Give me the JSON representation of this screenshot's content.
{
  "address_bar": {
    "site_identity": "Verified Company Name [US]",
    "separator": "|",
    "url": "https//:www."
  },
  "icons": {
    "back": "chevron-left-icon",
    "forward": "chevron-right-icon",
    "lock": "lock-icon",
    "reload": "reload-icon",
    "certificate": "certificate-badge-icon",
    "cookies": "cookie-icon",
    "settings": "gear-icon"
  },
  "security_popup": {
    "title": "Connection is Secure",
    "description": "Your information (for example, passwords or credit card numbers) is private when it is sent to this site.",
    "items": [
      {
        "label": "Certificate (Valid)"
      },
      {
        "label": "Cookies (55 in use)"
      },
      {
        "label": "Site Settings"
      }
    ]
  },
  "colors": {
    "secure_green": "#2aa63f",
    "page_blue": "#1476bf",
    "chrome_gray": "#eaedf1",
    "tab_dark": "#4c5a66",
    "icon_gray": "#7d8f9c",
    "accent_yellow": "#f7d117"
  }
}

◆ ◆ ◆ ◆

PROBLEM TO SOLVE. Copy the data above in full, character for character.

FULL ANSWER.
Give me the JSON representation of this screenshot's content.
{
  "address_bar": {
    "site_identity": "Verified Company Name [US]",
    "separator": "|",
    "url": "https//:www."
  },
  "icons": {
    "back": "chevron-left-icon",
    "forward": "chevron-right-icon",
    "lock": "lock-icon",
    "reload": "reload-icon",
    "certificate": "certificate-badge-icon",
    "cookies": "cookie-icon",
    "settings": "gear-icon"
  },
  "security_popup": {
    "title": "Connection is Secure",
    "description": "Your information (for example, passwords or credit card numbers) is private when it is sent to this site.",
    "items": [
      {
        "label": "Certificate (Valid)"
      },
      {
        "label": "Cookies (55 in use)"
      },
      {
        "label": "Site Settings"
      }
    ]
  },
  "colors": {
    "secure_green": "#2aa63f",
    "page_blue": "#1476bf",
    "chrome_gray": "#eaedf1",
    "tab_dark": "#4c5a66",
    "icon_gray": "#7d8f9c",
    "accent_yellow": "#f7d117"
  }
}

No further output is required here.